## Exercise goal
Copy each line exactly. Drop every picture.

## Given records
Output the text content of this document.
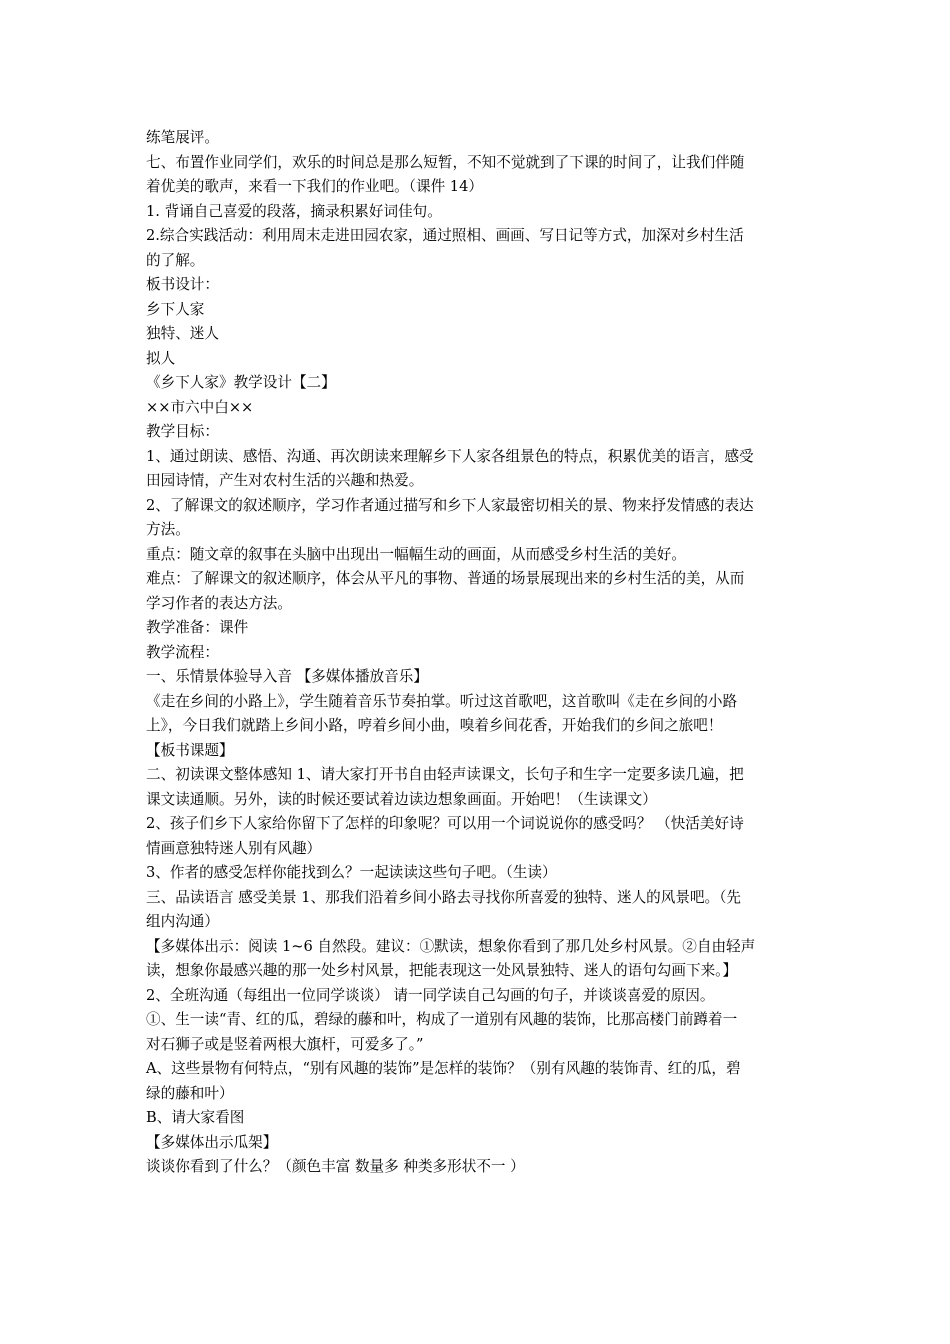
练笔展评。
七、布置作业同学们，欢乐的时间总是那么短暂，不知不觉就到了下课的时间了，让我们伴随
着优美的歌声，来看一下我们的作业吧。（课件 14）
1. 背诵自己喜爱的段落，摘录积累好词佳句。
2.综合实践活动：利用周末走进田园农家，通过照相、画画、写日记等方式，加深对乡村生活
的了解。
板书设计：
乡下人家
独特、迷人
拟人
《乡下人家》教学设计【二】
××市六中白××
教学目标：
1、通过朗读、感悟、沟通、再次朗读来理解乡下人家各组景色的特点，积累优美的语言，感受
田园诗情，产生对农村生活的兴趣和热爱。
2、了解课文的叙述顺序，学习作者通过描写和乡下人家最密切相关的景、物来抒发情感的表达
方法。
重点：随文章的叙事在头脑中出现出一幅幅生动的画面，从而感受乡村生活的美好。
难点：了解课文的叙述顺序，体会从平凡的事物、普通的场景展现出来的乡村生活的美，从而
学习作者的表达方法。
教学准备：课件
教学流程：
一、乐情景体验导入音 【多媒体播放音乐】
《走在乡间的小路上》，学生随着音乐节奏拍掌。听过这首歌吧，这首歌叫《走在乡间的小路
上》，今日我们就踏上乡间小路，哼着乡间小曲，嗅着乡间花香，开始我们的乡间之旅吧！
【板书课题】
二、初读课文整体感知 1、请大家打开书自由轻声读课文，长句子和生字一定要多读几遍，把
课文读通顺。另外，读的时候还要试着边读边想象画面。开始吧！（生读课文）
2、孩子们乡下人家给你留下了怎样的印象呢？可以用一个词说说你的感受吗？ （快活美好诗
情画意独特迷人别有风趣）
3、作者的感受怎样你能找到么？一起读读这些句子吧。（生读）
三、品读语言 感受美景 1、那我们沿着乡间小路去寻找你所喜爱的独特、迷人的风景吧。（先
组内沟通）
【多媒体出示：阅读 1~6 自然段。建议：①默读，想象你看到了那几处乡村风景。②自由轻声
读，想象你最感兴趣的那一处乡村风景，把能表现这一处风景独特、迷人的语句勾画下来。】
2、全班沟通（每组出一位同学谈谈） 请一同学读自己勾画的句子，并谈谈喜爱的原因。
①、生一读“青、红的瓜，碧绿的藤和叶，构成了一道别有风趣的装饰，比那高楼门前蹲着一
对石狮子或是竖着两根大旗杆，可爱多了。”
A、这些景物有何特点，“别有风趣的装饰”是怎样的装饰？（别有风趣的装饰青、红的瓜，碧
绿的藤和叶）
B、请大家看图
【多媒体出示瓜架】
谈谈你看到了什么？（颜色丰富 数量多 种类多形状不一 ）
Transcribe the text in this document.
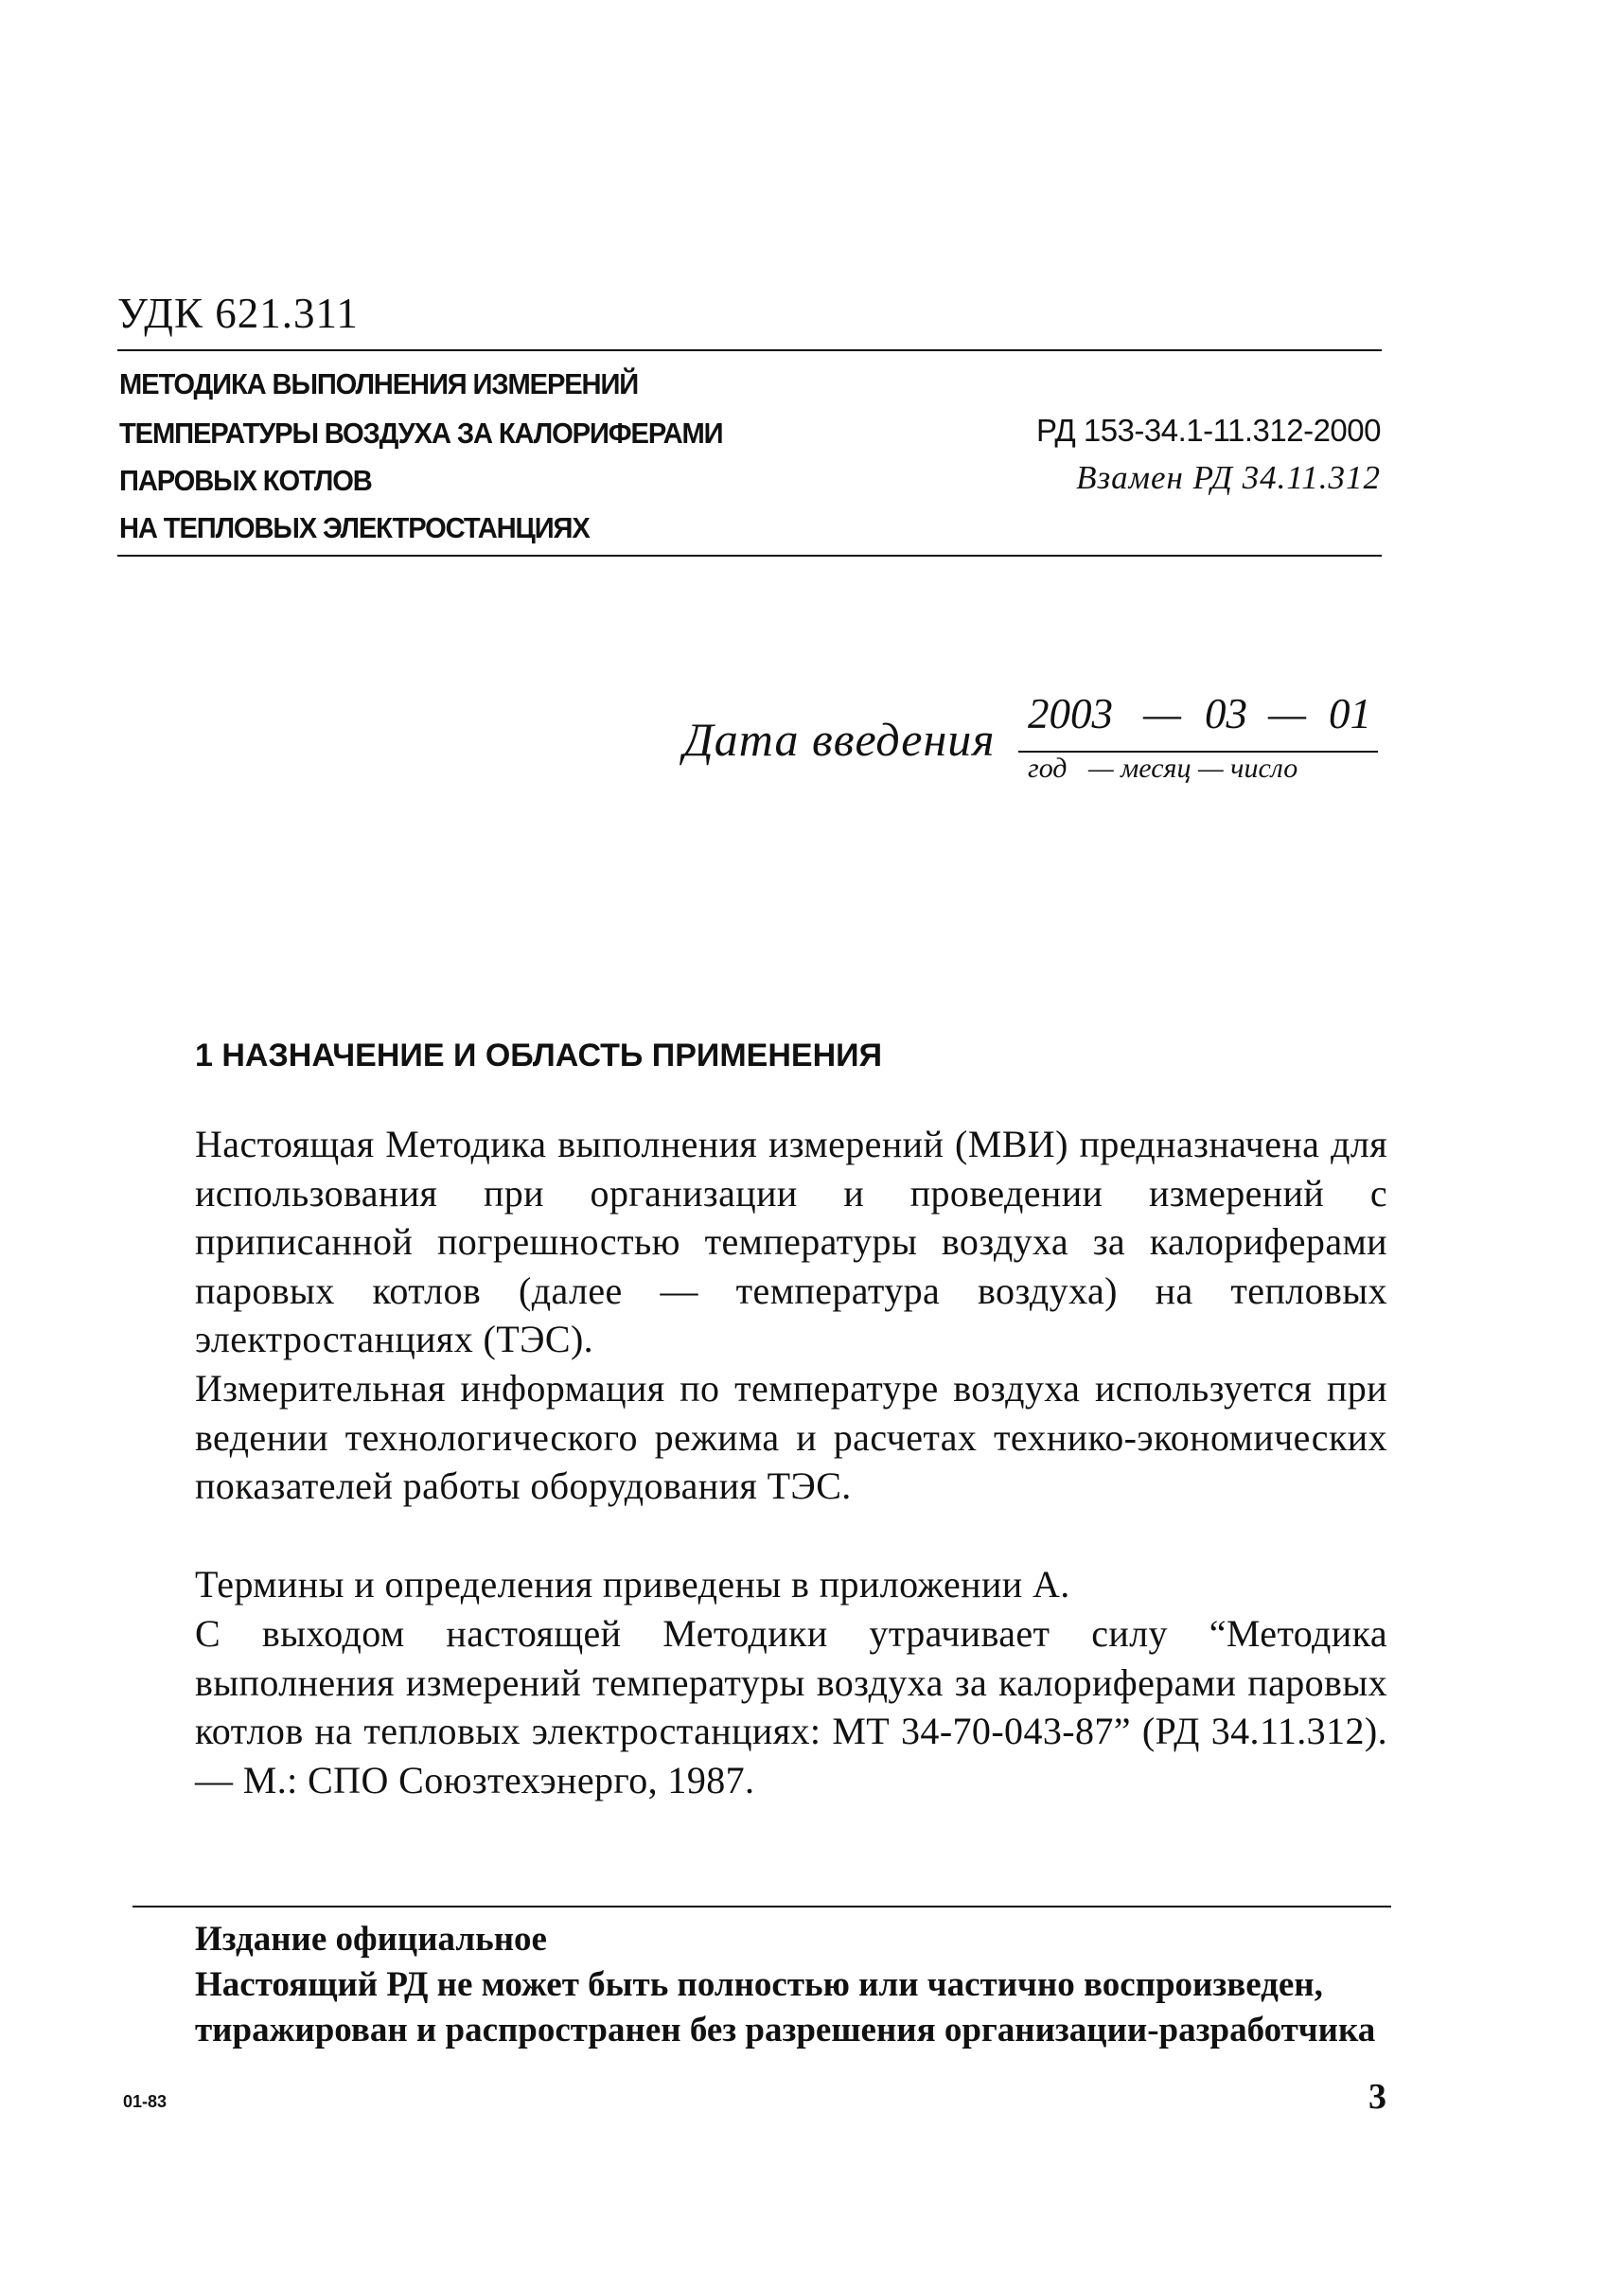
УДК 621.311
МЕТОДИКА ВЫПОЛНЕНИЯ ИЗМЕРЕНИЙ
ТЕМПЕРАТУРЫ ВОЗДУХА ЗА КАЛОРИФЕРАМИ
ПАРОВЫХ КОТЛОВ
НА ТЕПЛОВЫХ ЭЛЕКТРОСТАНЦИЯХ
РД 153-34.1-11.312-2000
Взамен РД 34.11.312
Дата введения 2003 — 03 — 01
год   — месяц — число
1 НАЗНАЧЕНИЕ И ОБЛАСТЬ ПРИМЕНЕНИЯ
Настоящая Методика выполнения измерений (МВИ) предназначена для использования при организации и проведении измерений с приписанной погрешностью температуры воздуха за калориферами паровых котлов (далее — температура воздуха) на тепловых электростанциях (ТЭС).
Измерительная информация по температуре воздуха используется при ведении технологического режима и расчетах технико-экономических показателей работы оборудования ТЭС.
Термины и определения приведены в приложении А.
С выходом настоящей Методики утрачивает силу “Методика выполнения измерений температуры воздуха за калориферами паровых котлов на тепловых электростанциях: МТ 34-70-043-87” (РД 34.11.312).— М.: СПО Союзтехэнерго, 1987.
Издание официальное
Настоящий РД не может быть полностью или частично воспроизведен, тиражирован и распространен без разрешения организации-разработчика
01-83	3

## Task response
Output the text content of this document.
练笔展评。
七、布置作业同学们，欢乐的时间总是那么短暂，不知不觉就到了下课的时间了，让我们伴随
着优美的歌声，来看一下我们的作业吧。（课件 14）
1. 背诵自己喜爱的段落，摘录积累好词佳句。
2.综合实践活动：利用周末走进田园农家，通过照相、画画、写日记等方式，加深对乡村生活
的了解。
板书设计：
乡下人家
独特、迷人
拟人
《乡下人家》教学设计【二】
××市六中白××
教学目标：
1、通过朗读、感悟、沟通、再次朗读来理解乡下人家各组景色的特点，积累优美的语言，感受
田园诗情，产生对农村生活的兴趣和热爱。
2、了解课文的叙述顺序，学习作者通过描写和乡下人家最密切相关的景、物来抒发情感的表达
方法。
重点：随文章的叙事在头脑中出现出一幅幅生动的画面，从而感受乡村生活的美好。
难点：了解课文的叙述顺序，体会从平凡的事物、普通的场景展现出来的乡村生活的美，从而
学习作者的表达方法。
教学准备：课件
教学流程：
一、乐情景体验导入音 【多媒体播放音乐】
《走在乡间的小路上》，学生随着音乐节奏拍掌。听过这首歌吧，这首歌叫《走在乡间的小路
上》，今日我们就踏上乡间小路，哼着乡间小曲，嗅着乡间花香，开始我们的乡间之旅吧！
【板书课题】
二、初读课文整体感知 1、请大家打开书自由轻声读课文，长句子和生字一定要多读几遍，把
课文读通顺。另外，读的时候还要试着边读边想象画面。开始吧！（生读课文）
2、孩子们乡下人家给你留下了怎样的印象呢？可以用一个词说说你的感受吗？ （快活美好诗
情画意独特迷人别有风趣）
3、作者的感受怎样你能找到么？一起读读这些句子吧。（生读）
三、品读语言 感受美景 1、那我们沿着乡间小路去寻找你所喜爱的独特、迷人的风景吧。（先
组内沟通）
【多媒体出示：阅读 1~6 自然段。建议：①默读，想象你看到了那几处乡村风景。②自由轻声
读，想象你最感兴趣的那一处乡村风景，把能表现这一处风景独特、迷人的语句勾画下来。】
2、全班沟通（每组出一位同学谈谈） 请一同学读自己勾画的句子，并谈谈喜爱的原因。
①、生一读“青、红的瓜，碧绿的藤和叶，构成了一道别有风趣的装饰，比那高楼门前蹲着一
对石狮子或是竖着两根大旗杆，可爱多了。”
A、这些景物有何特点，“别有风趣的装饰”是怎样的装饰？（别有风趣的装饰青、红的瓜，碧
绿的藤和叶）
B、请大家看图
【多媒体出示瓜架】
谈谈你看到了什么？（颜色丰富 数量多 种类多形状不一 ）
Transcribe the text in this document.
УДК 621.311
МЕТОДИКА ВЫПОЛНЕНИЯ ИЗМЕРЕНИЙ
ТЕМПЕРАТУРЫ ВОЗДУХА ЗА КАЛОРИФЕРАМИ
ПАРОВЫХ КОТЛОВ
НА ТЕПЛОВЫХ ЭЛЕКТРОСТАНЦИЯХ
РД 153-34.1-11.312-2000
Взамен РД 34.11.312
Дата введения 2003 — 03 — 01
год   — месяц — число
1 НАЗНАЧЕНИЕ И ОБЛАСТЬ ПРИМЕНЕНИЯ
Настоящая Методика выполнения измерений (МВИ) предназначена для использования при организации и проведении измерений с приписанной погрешностью температуры воздуха за калориферами паровых котлов (далее — температура воздуха) на тепловых электростанциях (ТЭС).
Измерительная информация по температуре воздуха используется при ведении технологического режима и расчетах технико-экономических показателей работы оборудования ТЭС.
Термины и определения приведены в приложении А.
С выходом настоящей Методики утрачивает силу “Методика выполнения измерений температуры воздуха за калориферами паровых котлов на тепловых электростанциях: МТ 34-70-043-87” (РД 34.11.312).— М.: СПО Союзтехэнерго, 1987.
Издание официальное
Настоящий РД не может быть полностью или частично воспроизведен, тиражирован и распространен без разрешения организации-разработчика
01-83	3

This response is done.